=== PROBLEM REQUIREMENTS ===
Transcribe the records that follow in their entirety, omitting any pictures.

-- START OF GIVEN DATA --

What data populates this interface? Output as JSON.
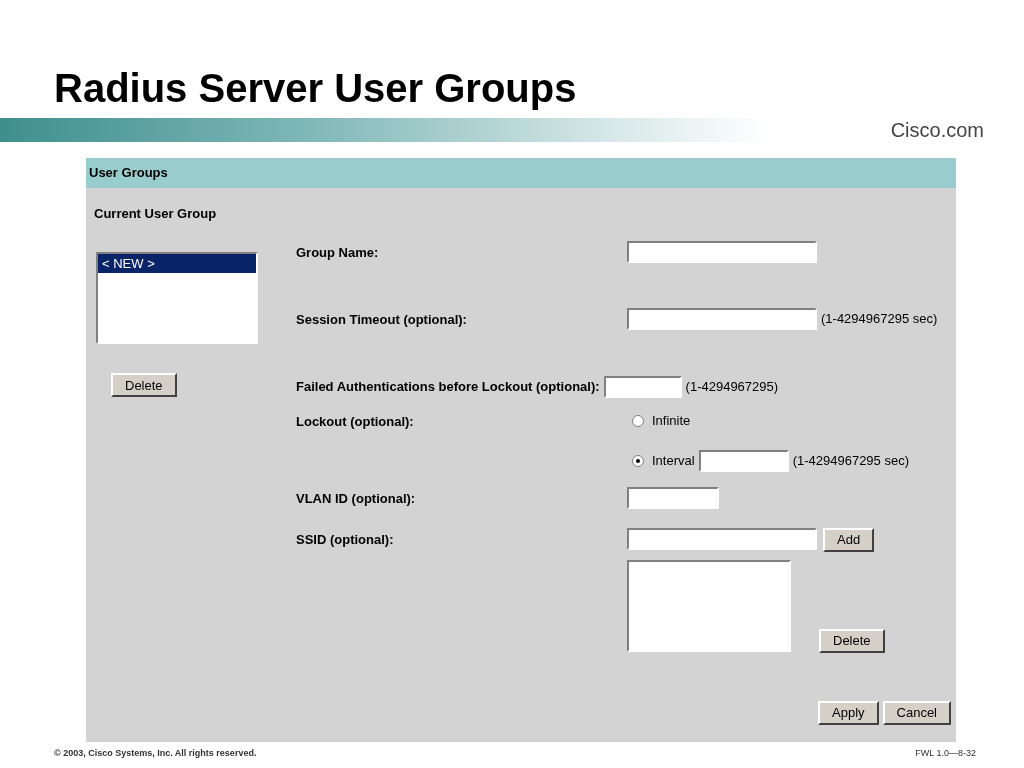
{
  "slide_title": "Radius Server User Groups",
  "banner": {
    "logo": "Cisco.com"
  },
  "panel": {
    "title": "User Groups",
    "current_group": {
      "label": "Current User Group",
      "items": [
        {
          "label": "< NEW >",
          "selected": true
        }
      ],
      "delete": "Delete"
    },
    "group_name": {
      "label": "Group Name:"
    },
    "session_timeout": {
      "label": "Session Timeout (optional):",
      "hint": "(1-4294967295 sec)"
    },
    "failed_auth": {
      "label": "Failed Authentications before Lockout (optional):",
      "hint": "(1-4294967295)"
    },
    "lockout": {
      "label": "Lockout (optional):",
      "options": [
        {
          "kind": "plain",
          "label": "Infinite",
          "selected": false
        },
        {
          "kind": "field",
          "label": "Interval",
          "selected": true,
          "hint": "(1-4294967295 sec)"
        }
      ]
    },
    "vlan": {
      "label": "VLAN ID (optional):"
    },
    "ssid": {
      "label": "SSID (optional):",
      "add": "Add",
      "delete": "Delete"
    },
    "buttons": [
      "Apply",
      "Cancel"
    ]
  },
  "footer": {
    "copyright": "© 2003, Cisco Systems, Inc. All rights reserved.",
    "code": "FWL 1.0—8-32"
  }
}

-- END OF GIVEN DATA --

=== CORRECT RESPONSE ===
What data populates this interface? Output as JSON.
{
  "slide_title": "Radius Server User Groups",
  "banner": {
    "logo": "Cisco.com"
  },
  "panel": {
    "title": "User Groups",
    "current_group": {
      "label": "Current User Group",
      "items": [
        {
          "label": "< NEW >",
          "selected": true
        }
      ],
      "delete": "Delete"
    },
    "group_name": {
      "label": "Group Name:"
    },
    "session_timeout": {
      "label": "Session Timeout (optional):",
      "hint": "(1-4294967295 sec)"
    },
    "failed_auth": {
      "label": "Failed Authentications before Lockout (optional):",
      "hint": "(1-4294967295)"
    },
    "lockout": {
      "label": "Lockout (optional):",
      "options": [
        {
          "kind": "plain",
          "label": "Infinite",
          "selected": false
        },
        {
          "kind": "field",
          "label": "Interval",
          "selected": true,
          "hint": "(1-4294967295 sec)"
        }
      ]
    },
    "vlan": {
      "label": "VLAN ID (optional):"
    },
    "ssid": {
      "label": "SSID (optional):",
      "add": "Add",
      "delete": "Delete"
    },
    "buttons": [
      "Apply",
      "Cancel"
    ]
  },
  "footer": {
    "copyright": "© 2003, Cisco Systems, Inc. All rights reserved.",
    "code": "FWL 1.0—8-32"
  }
}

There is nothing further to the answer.